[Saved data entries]
——————————

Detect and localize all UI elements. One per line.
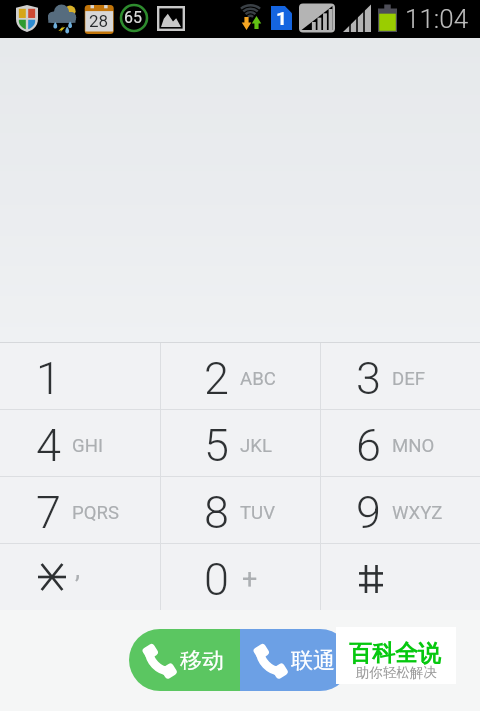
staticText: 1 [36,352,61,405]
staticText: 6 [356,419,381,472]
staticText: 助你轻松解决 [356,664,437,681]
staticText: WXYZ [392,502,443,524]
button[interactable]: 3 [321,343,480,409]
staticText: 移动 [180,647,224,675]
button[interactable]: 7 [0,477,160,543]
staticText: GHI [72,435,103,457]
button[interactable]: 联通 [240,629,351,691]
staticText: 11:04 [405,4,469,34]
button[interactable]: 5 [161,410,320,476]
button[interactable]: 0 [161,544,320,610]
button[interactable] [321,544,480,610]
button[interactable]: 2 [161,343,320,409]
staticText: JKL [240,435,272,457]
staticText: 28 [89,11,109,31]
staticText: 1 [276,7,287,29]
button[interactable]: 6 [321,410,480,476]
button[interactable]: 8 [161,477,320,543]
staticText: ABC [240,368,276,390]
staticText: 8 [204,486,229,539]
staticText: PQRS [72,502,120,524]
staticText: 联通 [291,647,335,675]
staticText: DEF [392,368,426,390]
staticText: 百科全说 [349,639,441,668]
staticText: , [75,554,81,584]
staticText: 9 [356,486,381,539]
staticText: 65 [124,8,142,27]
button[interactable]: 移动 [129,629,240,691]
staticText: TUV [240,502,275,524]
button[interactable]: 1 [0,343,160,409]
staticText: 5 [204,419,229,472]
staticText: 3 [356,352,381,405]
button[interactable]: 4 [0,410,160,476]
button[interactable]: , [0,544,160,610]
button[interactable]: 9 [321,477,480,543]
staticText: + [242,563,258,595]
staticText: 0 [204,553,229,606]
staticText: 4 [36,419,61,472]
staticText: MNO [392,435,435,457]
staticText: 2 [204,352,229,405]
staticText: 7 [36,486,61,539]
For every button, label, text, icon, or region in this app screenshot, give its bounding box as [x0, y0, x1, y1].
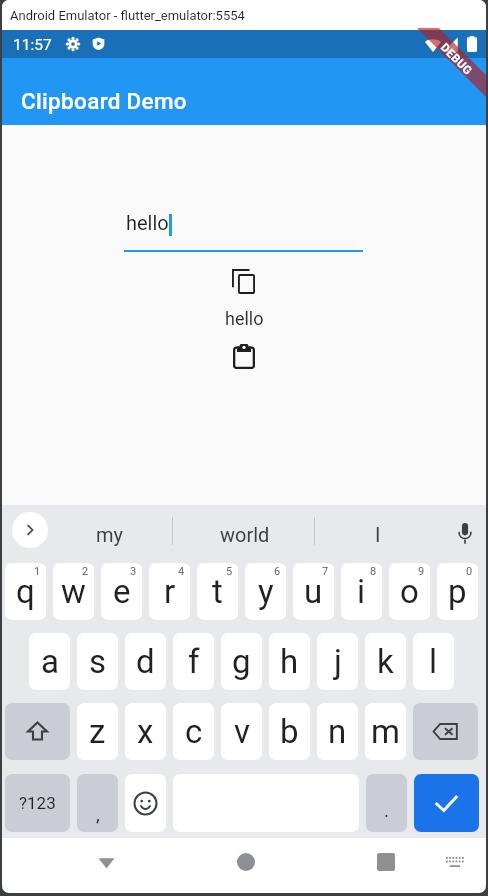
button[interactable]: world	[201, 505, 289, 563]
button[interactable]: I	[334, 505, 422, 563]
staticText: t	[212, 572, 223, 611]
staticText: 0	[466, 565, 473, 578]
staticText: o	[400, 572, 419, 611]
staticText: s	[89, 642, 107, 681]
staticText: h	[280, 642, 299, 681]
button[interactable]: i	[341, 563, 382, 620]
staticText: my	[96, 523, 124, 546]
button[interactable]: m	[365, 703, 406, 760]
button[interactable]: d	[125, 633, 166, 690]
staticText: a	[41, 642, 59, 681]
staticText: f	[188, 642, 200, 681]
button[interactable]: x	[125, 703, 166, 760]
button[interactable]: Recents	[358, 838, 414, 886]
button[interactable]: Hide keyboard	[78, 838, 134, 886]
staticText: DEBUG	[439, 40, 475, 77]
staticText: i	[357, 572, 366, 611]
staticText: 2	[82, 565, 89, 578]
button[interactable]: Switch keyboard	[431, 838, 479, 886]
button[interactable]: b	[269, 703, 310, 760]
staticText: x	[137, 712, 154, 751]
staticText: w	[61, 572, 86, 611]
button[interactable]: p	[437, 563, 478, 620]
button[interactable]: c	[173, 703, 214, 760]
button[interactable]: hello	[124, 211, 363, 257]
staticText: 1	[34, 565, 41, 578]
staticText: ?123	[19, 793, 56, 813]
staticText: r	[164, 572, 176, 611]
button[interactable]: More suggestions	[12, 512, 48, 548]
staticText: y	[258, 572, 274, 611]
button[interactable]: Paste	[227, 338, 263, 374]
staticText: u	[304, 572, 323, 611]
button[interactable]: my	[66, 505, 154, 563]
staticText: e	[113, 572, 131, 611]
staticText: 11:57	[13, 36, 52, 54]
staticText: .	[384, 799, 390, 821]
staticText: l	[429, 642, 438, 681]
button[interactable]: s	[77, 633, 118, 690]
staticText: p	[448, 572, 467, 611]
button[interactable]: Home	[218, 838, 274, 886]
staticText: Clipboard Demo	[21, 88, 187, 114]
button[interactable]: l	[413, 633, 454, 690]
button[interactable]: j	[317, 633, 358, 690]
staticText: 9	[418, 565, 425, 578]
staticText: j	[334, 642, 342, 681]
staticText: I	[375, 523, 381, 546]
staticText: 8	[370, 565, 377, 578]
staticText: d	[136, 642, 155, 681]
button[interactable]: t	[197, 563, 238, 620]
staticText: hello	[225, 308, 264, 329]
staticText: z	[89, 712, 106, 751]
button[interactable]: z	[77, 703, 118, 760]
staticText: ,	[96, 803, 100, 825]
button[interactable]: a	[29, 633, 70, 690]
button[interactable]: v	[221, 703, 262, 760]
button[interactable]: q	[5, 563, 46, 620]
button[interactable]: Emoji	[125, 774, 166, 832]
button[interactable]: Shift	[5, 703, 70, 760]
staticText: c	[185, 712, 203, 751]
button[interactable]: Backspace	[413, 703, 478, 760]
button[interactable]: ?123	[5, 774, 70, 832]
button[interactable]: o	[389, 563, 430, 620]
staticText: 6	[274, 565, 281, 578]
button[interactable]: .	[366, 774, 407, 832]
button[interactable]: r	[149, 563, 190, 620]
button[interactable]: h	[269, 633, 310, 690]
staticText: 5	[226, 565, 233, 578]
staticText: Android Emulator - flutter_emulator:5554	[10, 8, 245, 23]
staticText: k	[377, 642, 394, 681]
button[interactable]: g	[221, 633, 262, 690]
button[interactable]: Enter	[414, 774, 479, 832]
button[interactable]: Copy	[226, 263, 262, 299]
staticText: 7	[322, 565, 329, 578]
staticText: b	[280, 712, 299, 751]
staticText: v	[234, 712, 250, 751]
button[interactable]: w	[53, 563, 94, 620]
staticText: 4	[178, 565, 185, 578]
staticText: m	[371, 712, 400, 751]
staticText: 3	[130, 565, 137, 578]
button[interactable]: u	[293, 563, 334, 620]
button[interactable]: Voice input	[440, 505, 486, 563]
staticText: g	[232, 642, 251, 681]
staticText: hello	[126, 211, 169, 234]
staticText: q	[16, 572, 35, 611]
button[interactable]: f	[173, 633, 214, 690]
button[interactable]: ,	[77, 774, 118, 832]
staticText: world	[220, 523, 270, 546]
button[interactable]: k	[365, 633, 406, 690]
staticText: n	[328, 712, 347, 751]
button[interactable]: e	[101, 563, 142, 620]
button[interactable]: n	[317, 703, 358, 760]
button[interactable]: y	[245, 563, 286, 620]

——————————

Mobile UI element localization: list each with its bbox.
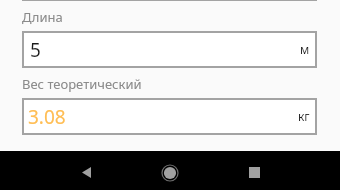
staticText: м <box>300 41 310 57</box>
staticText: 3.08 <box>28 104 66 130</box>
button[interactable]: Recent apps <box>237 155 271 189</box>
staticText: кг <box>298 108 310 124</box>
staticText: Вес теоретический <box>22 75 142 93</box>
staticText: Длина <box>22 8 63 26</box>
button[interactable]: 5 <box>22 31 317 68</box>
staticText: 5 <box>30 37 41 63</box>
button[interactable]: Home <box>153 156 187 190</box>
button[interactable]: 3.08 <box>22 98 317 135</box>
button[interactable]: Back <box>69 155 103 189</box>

——————————

Rewrite the stretch of the listing from the line containing "Mobile UI element" through the line containing "button[interactable]: Back <box>69" as a Markdown table with the columns Row and Line, leaving out blank lines and any picture.

(Task output)
| Row | Line |
|---|---|
| 1 | Mobile UI element localization: list each with its bbox. |
| 2 | staticText: м <box>300 41 310 57</box> |
| 3 | staticText: 3.08 <box>28 104 66 130</box> |
| 4 | button[interactable]: Recent apps <box>237 155 271 189</box> |
| 5 | staticText: кг <box>298 108 310 124</box> |
| 6 | staticText: Вес теоретический <box>22 75 142 93</box> |
| 7 | staticText: Длина <box>22 8 63 26</box> |
| 8 | button[interactable]: 5 <box>22 31 317 68</box> |
| 9 | staticText: 5 <box>30 37 41 63</box> |
| 10 | button[interactable]: Home <box>153 156 187 190</box> |
| 11 | button[interactable]: 3.08 <box>22 98 317 135</box> |
| 12 | button[interactable]: Back <box>69 155 103 189</box> |